■ **Aim of the task**
Collect every line in the records below that contains the word "name".

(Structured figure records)
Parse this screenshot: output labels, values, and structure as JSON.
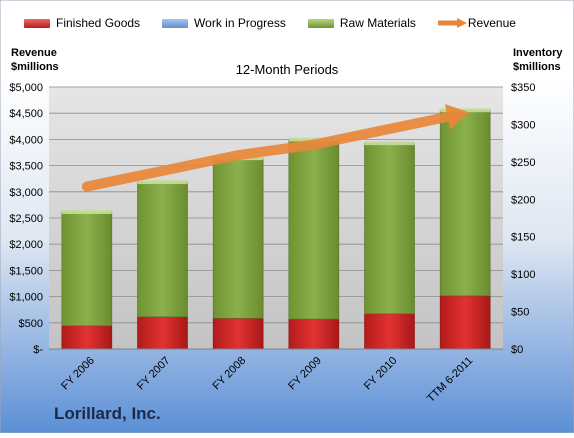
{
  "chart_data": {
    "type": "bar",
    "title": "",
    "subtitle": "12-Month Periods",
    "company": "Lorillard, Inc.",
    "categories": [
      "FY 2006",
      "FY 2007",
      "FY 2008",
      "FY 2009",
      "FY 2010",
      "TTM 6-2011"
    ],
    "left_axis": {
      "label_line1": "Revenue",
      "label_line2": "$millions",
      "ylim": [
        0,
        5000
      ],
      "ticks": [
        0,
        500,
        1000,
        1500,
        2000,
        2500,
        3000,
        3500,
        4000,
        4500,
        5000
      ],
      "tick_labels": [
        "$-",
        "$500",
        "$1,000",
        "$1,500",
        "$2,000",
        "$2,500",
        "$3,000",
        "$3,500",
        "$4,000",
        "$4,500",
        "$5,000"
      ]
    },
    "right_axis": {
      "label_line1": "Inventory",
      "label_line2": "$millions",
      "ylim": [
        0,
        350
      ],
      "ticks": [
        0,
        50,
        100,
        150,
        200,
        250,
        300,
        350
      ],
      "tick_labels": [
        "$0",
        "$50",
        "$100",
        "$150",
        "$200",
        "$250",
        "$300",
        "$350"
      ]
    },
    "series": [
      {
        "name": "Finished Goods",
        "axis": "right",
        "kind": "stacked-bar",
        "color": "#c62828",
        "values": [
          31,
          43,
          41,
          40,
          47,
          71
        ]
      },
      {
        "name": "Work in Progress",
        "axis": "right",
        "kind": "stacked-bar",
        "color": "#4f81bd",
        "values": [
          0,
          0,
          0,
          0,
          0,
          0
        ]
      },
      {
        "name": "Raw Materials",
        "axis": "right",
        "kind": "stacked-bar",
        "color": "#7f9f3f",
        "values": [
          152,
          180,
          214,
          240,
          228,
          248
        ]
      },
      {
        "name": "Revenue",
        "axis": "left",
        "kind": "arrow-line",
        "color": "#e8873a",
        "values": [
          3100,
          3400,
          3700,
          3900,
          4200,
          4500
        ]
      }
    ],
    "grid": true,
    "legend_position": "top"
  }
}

■ **Answer to the task**
        "name": "Finished Goods",
        "name": "Work in Progress",
        "name": "Raw Materials",
        "name": "Revenue",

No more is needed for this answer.